Recuerdos del pasado

Cuando pasas mucho tiempo en un país extranjero puedes terminar olvidando algunas cosas, hayan sido importantes para ti o no, de tu antigua vida, aquella que tenías en el lugar en el que solías vivir. Incluso en momentos puntuales puede que, por mucho que te cueste reconocerlo, olvides alguna palabra en tu propio idioma, pues de tanto repetirla en otro, de algún modo, la acabas asimilando y cuando quieres utilizarla, ya no la recuerdas, buscas en tu cerebro, pero ya no está ahí, ni siquiera recuerdas cómo sonaba cuando la pronunciabas en el idioma con el que has crecido, el idioma que aprendiste cuando no eras más que un bebé y usabas pañales.

Ahí es cuando te das cuenta, por lo menos a mí me pasó, que has olvidado cosas que antes considerabas algo normal en tu día a día, repetitivas en cierto modo. Puede que una mañana estés esperando el autobús para ir a trabajar y, en ese instante, recuerdas algo y, dependiendo de cómo te hayas levantado ese día, aparece una sonrisa en tus labios o, por el contrario, tus ojos terminan anegados en lágrimas. Con ambas opciones solo puede pasar una cosa, la gente que está esperando el autobús al igual que tú, pensará que estás absoluta e irremediablemente loca. Pero tú sigues allí, de pie, sonriendo o con las lágrimas a punto de desbordar de tus ojos como la loca que eres, sin importar lo que piensen los demás.

Sobre la tarea:
Transcriba íntegramente y sin cambio alguno el texto «Recuerdos del pasado». El material no interviene en esta tarea.

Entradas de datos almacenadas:
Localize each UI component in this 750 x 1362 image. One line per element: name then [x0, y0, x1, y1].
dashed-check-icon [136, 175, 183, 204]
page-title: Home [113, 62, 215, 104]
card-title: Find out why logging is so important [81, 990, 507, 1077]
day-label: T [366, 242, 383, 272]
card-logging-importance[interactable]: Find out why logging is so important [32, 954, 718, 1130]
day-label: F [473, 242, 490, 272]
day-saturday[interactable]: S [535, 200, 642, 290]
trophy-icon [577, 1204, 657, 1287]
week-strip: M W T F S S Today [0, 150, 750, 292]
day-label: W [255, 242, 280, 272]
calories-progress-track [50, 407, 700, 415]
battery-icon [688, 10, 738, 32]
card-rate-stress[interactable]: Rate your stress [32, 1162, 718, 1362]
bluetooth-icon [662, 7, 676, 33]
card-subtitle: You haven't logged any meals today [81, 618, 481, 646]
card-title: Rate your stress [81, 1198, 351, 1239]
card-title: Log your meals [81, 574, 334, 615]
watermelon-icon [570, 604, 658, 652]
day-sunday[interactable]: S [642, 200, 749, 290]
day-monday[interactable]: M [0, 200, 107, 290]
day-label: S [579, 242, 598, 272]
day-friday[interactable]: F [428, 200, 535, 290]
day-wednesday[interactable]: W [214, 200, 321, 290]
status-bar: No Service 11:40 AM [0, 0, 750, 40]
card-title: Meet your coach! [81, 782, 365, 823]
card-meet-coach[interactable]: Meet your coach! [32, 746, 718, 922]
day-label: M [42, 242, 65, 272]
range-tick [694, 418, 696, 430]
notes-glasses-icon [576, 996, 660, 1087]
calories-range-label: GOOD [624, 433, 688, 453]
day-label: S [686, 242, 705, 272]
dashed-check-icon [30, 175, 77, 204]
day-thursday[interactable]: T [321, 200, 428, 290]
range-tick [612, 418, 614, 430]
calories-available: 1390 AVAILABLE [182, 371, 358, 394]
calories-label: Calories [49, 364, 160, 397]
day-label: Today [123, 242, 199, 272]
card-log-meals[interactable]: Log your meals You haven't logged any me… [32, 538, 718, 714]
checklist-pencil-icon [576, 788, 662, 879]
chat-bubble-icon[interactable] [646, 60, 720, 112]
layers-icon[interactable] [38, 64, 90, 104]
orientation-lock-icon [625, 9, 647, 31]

Resultado del ejercicio:
Recuerdos del pasado

Cuando pasas mucho tiempo en un país extranjero puedes terminar olvidando algunas cosas, hayan sido importantes para ti o no, de tu antigua vida, aquella que tenías en el lugar en el que solías vivir. Incluso en momentos puntuales puede que, por mucho que te cueste reconocerlo, olvides alguna palabra en tu propio idioma, pues de tanto repetirla en otro, de algún modo, la acabas asimilando y cuando quieres utilizarla, ya no la recuerdas, buscas en tu cerebro, pero ya no está ahí, ni siquiera recuerdas cómo sonaba cuando la pronunciabas en el idioma con el que has crecido, el idioma que aprendiste cuando no eras más que un bebé y usabas pañales.

Ahí es cuando te das cuenta, por lo menos a mí me pasó, que has olvidado cosas que antes considerabas algo normal en tu día a día, repetitivas en cierto modo. Puede que una mañana estés esperando el autobús para ir a trabajar y, en ese instante, recuerdas algo y, dependiendo de cómo te hayas levantado ese día, aparece una sonrisa en tus labios o, por el contrario, tus ojos terminan anegados en lágrimas. Con ambas opciones solo puede pasar una cosa, la gente que está esperando el autobús al igual que tú, pensará que estás absoluta e irremediablemente loca. Pero tú sigues allí, de pie, sonriendo o con las lágrimas a punto de desbordar de tus ojos como la loca que eres, sin importar lo que piensen los demás.